(EXERCISE DATA)
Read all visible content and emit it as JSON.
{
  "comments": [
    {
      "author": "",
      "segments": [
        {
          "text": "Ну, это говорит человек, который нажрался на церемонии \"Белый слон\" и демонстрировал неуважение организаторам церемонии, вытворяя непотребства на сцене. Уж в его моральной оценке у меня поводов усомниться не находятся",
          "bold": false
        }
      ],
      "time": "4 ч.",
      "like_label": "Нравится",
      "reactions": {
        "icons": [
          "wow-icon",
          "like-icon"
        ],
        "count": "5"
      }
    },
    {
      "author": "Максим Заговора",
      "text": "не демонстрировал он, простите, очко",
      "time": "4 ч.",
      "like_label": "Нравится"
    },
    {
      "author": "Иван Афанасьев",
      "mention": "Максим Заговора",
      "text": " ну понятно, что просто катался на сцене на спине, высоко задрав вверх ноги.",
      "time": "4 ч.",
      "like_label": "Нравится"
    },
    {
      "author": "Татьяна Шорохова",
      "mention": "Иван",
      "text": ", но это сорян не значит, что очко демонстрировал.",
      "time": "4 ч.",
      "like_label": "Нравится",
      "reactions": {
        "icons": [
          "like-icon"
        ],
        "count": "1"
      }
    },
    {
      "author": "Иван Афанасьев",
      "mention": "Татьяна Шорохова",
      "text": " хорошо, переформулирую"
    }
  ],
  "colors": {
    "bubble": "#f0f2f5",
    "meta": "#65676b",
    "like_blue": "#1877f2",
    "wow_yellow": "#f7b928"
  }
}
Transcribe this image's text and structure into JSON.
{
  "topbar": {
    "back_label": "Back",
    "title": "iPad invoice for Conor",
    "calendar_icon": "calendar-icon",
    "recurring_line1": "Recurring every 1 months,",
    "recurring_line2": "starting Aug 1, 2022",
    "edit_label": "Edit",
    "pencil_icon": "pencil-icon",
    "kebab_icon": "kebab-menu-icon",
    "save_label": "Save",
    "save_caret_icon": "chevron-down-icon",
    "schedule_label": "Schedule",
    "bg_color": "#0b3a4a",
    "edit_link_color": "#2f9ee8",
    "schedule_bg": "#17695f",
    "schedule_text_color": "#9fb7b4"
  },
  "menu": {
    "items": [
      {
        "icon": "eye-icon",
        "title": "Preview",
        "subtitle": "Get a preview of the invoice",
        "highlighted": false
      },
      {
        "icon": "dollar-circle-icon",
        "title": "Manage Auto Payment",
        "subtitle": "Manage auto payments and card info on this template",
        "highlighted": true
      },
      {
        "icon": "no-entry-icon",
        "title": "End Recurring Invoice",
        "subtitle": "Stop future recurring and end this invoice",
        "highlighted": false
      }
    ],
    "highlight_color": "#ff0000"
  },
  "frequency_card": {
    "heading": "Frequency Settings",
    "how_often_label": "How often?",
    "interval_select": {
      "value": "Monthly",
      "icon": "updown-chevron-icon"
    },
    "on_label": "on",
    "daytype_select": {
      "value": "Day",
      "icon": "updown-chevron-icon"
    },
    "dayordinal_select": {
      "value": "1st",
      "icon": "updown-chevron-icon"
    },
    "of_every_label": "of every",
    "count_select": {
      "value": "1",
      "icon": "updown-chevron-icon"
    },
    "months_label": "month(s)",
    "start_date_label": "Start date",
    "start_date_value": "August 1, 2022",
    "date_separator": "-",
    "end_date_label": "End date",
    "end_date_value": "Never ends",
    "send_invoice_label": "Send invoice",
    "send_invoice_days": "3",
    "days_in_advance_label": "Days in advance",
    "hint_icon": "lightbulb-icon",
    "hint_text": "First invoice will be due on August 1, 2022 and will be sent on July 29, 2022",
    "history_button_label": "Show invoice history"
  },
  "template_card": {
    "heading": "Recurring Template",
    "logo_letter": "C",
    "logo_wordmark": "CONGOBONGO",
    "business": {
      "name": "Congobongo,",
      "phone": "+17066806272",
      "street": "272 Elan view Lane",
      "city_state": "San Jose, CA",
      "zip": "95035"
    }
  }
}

(TASK REQUIREMENTS) Pull every line containing "subtitle" from the data.

(EXPECTED OUTPUT)
        "subtitle": "Get a preview of the invoice",
        "subtitle": "Manage auto payments and card info on this template",
        "subtitle": "Stop future recurring and end this invoice",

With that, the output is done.